>> begin Records provided
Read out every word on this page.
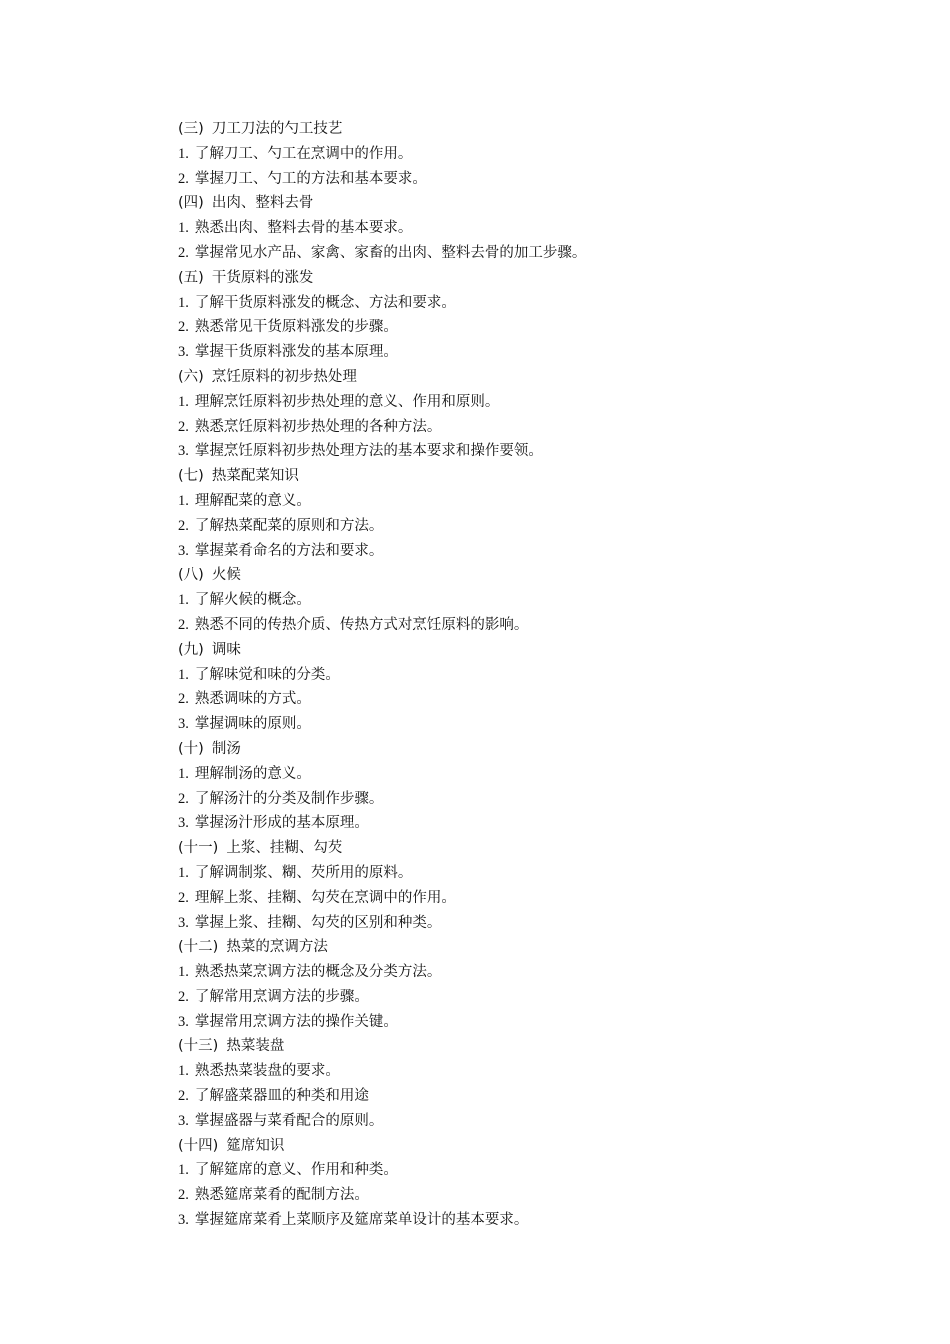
(三) 刀工刀法的勺工技艺
1. 了解刀工、勺工在烹调中的作用。
2. 掌握刀工、勺工的方法和基本要求。
(四) 出肉、整料去骨
1. 熟悉出肉、整料去骨的基本要求。
2. 掌握常见水产品、家禽、家畜的出肉、整料去骨的加工步骤。
(五) 干货原料的涨发
1. 了解干货原料涨发的概念、方法和要求。
2. 熟悉常见干货原料涨发的步骤。
3. 掌握干货原料涨发的基本原理。
(六) 烹饪原料的初步热处理
1. 理解烹饪原料初步热处理的意义、作用和原则。
2. 熟悉烹饪原料初步热处理的各种方法。
3. 掌握烹饪原料初步热处理方法的基本要求和操作要领。
(七) 热菜配菜知识
1. 理解配菜的意义。
2. 了解热菜配菜的原则和方法。
3. 掌握菜肴命名的方法和要求。
(八) 火候
1. 了解火候的概念。
2. 熟悉不同的传热介质、传热方式对烹饪原料的影响。
(九) 调味
1. 了解味觉和味的分类。
2. 熟悉调味的方式。
3. 掌握调味的原则。
(十) 制汤
1. 理解制汤的意义。
2. 了解汤汁的分类及制作步骤。
3. 掌握汤汁形成的基本原理。
(十一) 上浆、挂糊、勾芡
1. 了解调制浆、糊、芡所用的原料。
2. 理解上浆、挂糊、勾芡在烹调中的作用。
3. 掌握上浆、挂糊、勾芡的区别和种类。
(十二) 热菜的烹调方法
1. 熟悉热菜烹调方法的概念及分类方法。
2. 了解常用烹调方法的步骤。
3. 掌握常用烹调方法的操作关键。
(十三) 热菜装盘
1. 熟悉热菜装盘的要求。
2. 了解盛菜器皿的种类和用途
3. 掌握盛器与菜肴配合的原则。
(十四) 筵席知识
1. 了解筵席的意义、作用和种类。
2. 熟悉筵席菜肴的配制方法。
3. 掌握筵席菜肴上菜顺序及筵席菜单设计的基本要求。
>> end Records provided
- **Exercise requirements**: Transcribe the records above verbatim. Do not carry over any picture.

- **Task output**:
Read out every word on this page.
(三) 刀工刀法的勺工技艺
1. 了解刀工、勺工在烹调中的作用。
2. 掌握刀工、勺工的方法和基本要求。
(四) 出肉、整料去骨
1. 熟悉出肉、整料去骨的基本要求。
2. 掌握常见水产品、家禽、家畜的出肉、整料去骨的加工步骤。
(五) 干货原料的涨发
1. 了解干货原料涨发的概念、方法和要求。
2. 熟悉常见干货原料涨发的步骤。
3. 掌握干货原料涨发的基本原理。
(六) 烹饪原料的初步热处理
1. 理解烹饪原料初步热处理的意义、作用和原则。
2. 熟悉烹饪原料初步热处理的各种方法。
3. 掌握烹饪原料初步热处理方法的基本要求和操作要领。
(七) 热菜配菜知识
1. 理解配菜的意义。
2. 了解热菜配菜的原则和方法。
3. 掌握菜肴命名的方法和要求。
(八) 火候
1. 了解火候的概念。
2. 熟悉不同的传热介质、传热方式对烹饪原料的影响。
(九) 调味
1. 了解味觉和味的分类。
2. 熟悉调味的方式。
3. 掌握调味的原则。
(十) 制汤
1. 理解制汤的意义。
2. 了解汤汁的分类及制作步骤。
3. 掌握汤汁形成的基本原理。
(十一) 上浆、挂糊、勾芡
1. 了解调制浆、糊、芡所用的原料。
2. 理解上浆、挂糊、勾芡在烹调中的作用。
3. 掌握上浆、挂糊、勾芡的区别和种类。
(十二) 热菜的烹调方法
1. 熟悉热菜烹调方法的概念及分类方法。
2. 了解常用烹调方法的步骤。
3. 掌握常用烹调方法的操作关键。
(十三) 热菜装盘
1. 熟悉热菜装盘的要求。
2. 了解盛菜器皿的种类和用途
3. 掌握盛器与菜肴配合的原则。
(十四) 筵席知识
1. 了解筵席的意义、作用和种类。
2. 熟悉筵席菜肴的配制方法。
3. 掌握筵席菜肴上菜顺序及筵席菜单设计的基本要求。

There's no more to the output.